- [PROVIDED ENTRIES]
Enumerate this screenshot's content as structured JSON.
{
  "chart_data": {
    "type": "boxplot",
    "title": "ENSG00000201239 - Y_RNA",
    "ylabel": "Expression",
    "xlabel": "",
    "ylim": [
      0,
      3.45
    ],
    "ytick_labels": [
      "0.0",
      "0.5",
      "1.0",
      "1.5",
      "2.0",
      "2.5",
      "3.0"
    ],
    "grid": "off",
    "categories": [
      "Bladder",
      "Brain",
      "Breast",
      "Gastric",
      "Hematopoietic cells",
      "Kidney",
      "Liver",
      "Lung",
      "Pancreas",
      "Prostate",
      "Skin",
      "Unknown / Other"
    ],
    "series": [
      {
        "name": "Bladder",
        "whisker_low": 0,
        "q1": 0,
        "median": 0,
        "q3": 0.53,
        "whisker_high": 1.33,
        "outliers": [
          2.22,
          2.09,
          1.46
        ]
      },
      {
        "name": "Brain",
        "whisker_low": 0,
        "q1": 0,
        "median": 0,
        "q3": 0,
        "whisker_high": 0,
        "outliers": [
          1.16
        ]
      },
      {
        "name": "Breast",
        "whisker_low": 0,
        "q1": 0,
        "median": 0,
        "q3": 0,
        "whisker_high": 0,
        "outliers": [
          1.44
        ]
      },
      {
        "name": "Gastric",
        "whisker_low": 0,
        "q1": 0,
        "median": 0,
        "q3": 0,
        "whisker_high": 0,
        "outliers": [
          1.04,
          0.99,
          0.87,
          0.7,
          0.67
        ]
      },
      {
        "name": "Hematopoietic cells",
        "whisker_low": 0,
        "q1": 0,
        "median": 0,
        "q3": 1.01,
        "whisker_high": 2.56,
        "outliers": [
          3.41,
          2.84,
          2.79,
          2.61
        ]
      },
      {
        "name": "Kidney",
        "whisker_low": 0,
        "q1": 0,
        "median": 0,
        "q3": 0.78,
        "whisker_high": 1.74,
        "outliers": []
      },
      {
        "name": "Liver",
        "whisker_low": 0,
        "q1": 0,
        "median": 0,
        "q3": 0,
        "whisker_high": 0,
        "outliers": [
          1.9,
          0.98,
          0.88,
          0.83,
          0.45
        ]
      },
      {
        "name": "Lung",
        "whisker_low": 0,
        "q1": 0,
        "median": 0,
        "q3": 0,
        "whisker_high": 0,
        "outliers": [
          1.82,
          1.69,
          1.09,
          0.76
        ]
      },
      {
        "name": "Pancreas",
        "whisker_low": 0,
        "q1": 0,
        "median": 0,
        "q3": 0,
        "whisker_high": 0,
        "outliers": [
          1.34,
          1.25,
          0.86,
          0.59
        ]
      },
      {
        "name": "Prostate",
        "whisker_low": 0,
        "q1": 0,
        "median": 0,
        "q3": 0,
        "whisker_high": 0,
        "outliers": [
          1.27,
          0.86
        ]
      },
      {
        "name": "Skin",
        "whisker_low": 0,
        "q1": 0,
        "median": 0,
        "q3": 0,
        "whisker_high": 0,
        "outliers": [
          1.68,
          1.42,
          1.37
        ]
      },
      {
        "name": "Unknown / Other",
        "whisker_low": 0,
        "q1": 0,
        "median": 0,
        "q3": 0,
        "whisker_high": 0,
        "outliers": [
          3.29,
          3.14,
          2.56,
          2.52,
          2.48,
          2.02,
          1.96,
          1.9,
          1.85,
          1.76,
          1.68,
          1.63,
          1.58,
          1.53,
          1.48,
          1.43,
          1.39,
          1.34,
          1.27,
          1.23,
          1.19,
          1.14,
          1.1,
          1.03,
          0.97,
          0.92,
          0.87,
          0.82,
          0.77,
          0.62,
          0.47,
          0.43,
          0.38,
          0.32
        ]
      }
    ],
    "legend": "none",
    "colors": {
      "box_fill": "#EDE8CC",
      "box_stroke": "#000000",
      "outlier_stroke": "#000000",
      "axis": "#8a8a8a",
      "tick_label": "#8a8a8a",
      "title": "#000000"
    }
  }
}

- [WHAT THE EXERCISE ASKS] Every entry shown earlier is to be returned exactly, line for line.

- [TASK ANSWER]
Enumerate this screenshot's content as structured JSON.
{
  "chart_data": {
    "type": "boxplot",
    "title": "ENSG00000201239 - Y_RNA",
    "ylabel": "Expression",
    "xlabel": "",
    "ylim": [
      0,
      3.45
    ],
    "ytick_labels": [
      "0.0",
      "0.5",
      "1.0",
      "1.5",
      "2.0",
      "2.5",
      "3.0"
    ],
    "grid": "off",
    "categories": [
      "Bladder",
      "Brain",
      "Breast",
      "Gastric",
      "Hematopoietic cells",
      "Kidney",
      "Liver",
      "Lung",
      "Pancreas",
      "Prostate",
      "Skin",
      "Unknown / Other"
    ],
    "series": [
      {
        "name": "Bladder",
        "whisker_low": 0,
        "q1": 0,
        "median": 0,
        "q3": 0.53,
        "whisker_high": 1.33,
        "outliers": [
          2.22,
          2.09,
          1.46
        ]
      },
      {
        "name": "Brain",
        "whisker_low": 0,
        "q1": 0,
        "median": 0,
        "q3": 0,
        "whisker_high": 0,
        "outliers": [
          1.16
        ]
      },
      {
        "name": "Breast",
        "whisker_low": 0,
        "q1": 0,
        "median": 0,
        "q3": 0,
        "whisker_high": 0,
        "outliers": [
          1.44
        ]
      },
      {
        "name": "Gastric",
        "whisker_low": 0,
        "q1": 0,
        "median": 0,
        "q3": 0,
        "whisker_high": 0,
        "outliers": [
          1.04,
          0.99,
          0.87,
          0.7,
          0.67
        ]
      },
      {
        "name": "Hematopoietic cells",
        "whisker_low": 0,
        "q1": 0,
        "median": 0,
        "q3": 1.01,
        "whisker_high": 2.56,
        "outliers": [
          3.41,
          2.84,
          2.79,
          2.61
        ]
      },
      {
        "name": "Kidney",
        "whisker_low": 0,
        "q1": 0,
        "median": 0,
        "q3": 0.78,
        "whisker_high": 1.74,
        "outliers": []
      },
      {
        "name": "Liver",
        "whisker_low": 0,
        "q1": 0,
        "median": 0,
        "q3": 0,
        "whisker_high": 0,
        "outliers": [
          1.9,
          0.98,
          0.88,
          0.83,
          0.45
        ]
      },
      {
        "name": "Lung",
        "whisker_low": 0,
        "q1": 0,
        "median": 0,
        "q3": 0,
        "whisker_high": 0,
        "outliers": [
          1.82,
          1.69,
          1.09,
          0.76
        ]
      },
      {
        "name": "Pancreas",
        "whisker_low": 0,
        "q1": 0,
        "median": 0,
        "q3": 0,
        "whisker_high": 0,
        "outliers": [
          1.34,
          1.25,
          0.86,
          0.59
        ]
      },
      {
        "name": "Prostate",
        "whisker_low": 0,
        "q1": 0,
        "median": 0,
        "q3": 0,
        "whisker_high": 0,
        "outliers": [
          1.27,
          0.86
        ]
      },
      {
        "name": "Skin",
        "whisker_low": 0,
        "q1": 0,
        "median": 0,
        "q3": 0,
        "whisker_high": 0,
        "outliers": [
          1.68,
          1.42,
          1.37
        ]
      },
      {
        "name": "Unknown / Other",
        "whisker_low": 0,
        "q1": 0,
        "median": 0,
        "q3": 0,
        "whisker_high": 0,
        "outliers": [
          3.29,
          3.14,
          2.56,
          2.52,
          2.48,
          2.02,
          1.96,
          1.9,
          1.85,
          1.76,
          1.68,
          1.63,
          1.58,
          1.53,
          1.48,
          1.43,
          1.39,
          1.34,
          1.27,
          1.23,
          1.19,
          1.14,
          1.1,
          1.03,
          0.97,
          0.92,
          0.87,
          0.82,
          0.77,
          0.62,
          0.47,
          0.43,
          0.38,
          0.32
        ]
      }
    ],
    "legend": "none",
    "colors": {
      "box_fill": "#EDE8CC",
      "box_stroke": "#000000",
      "outlier_stroke": "#000000",
      "axis": "#8a8a8a",
      "tick_label": "#8a8a8a",
      "title": "#000000"
    }
  }
}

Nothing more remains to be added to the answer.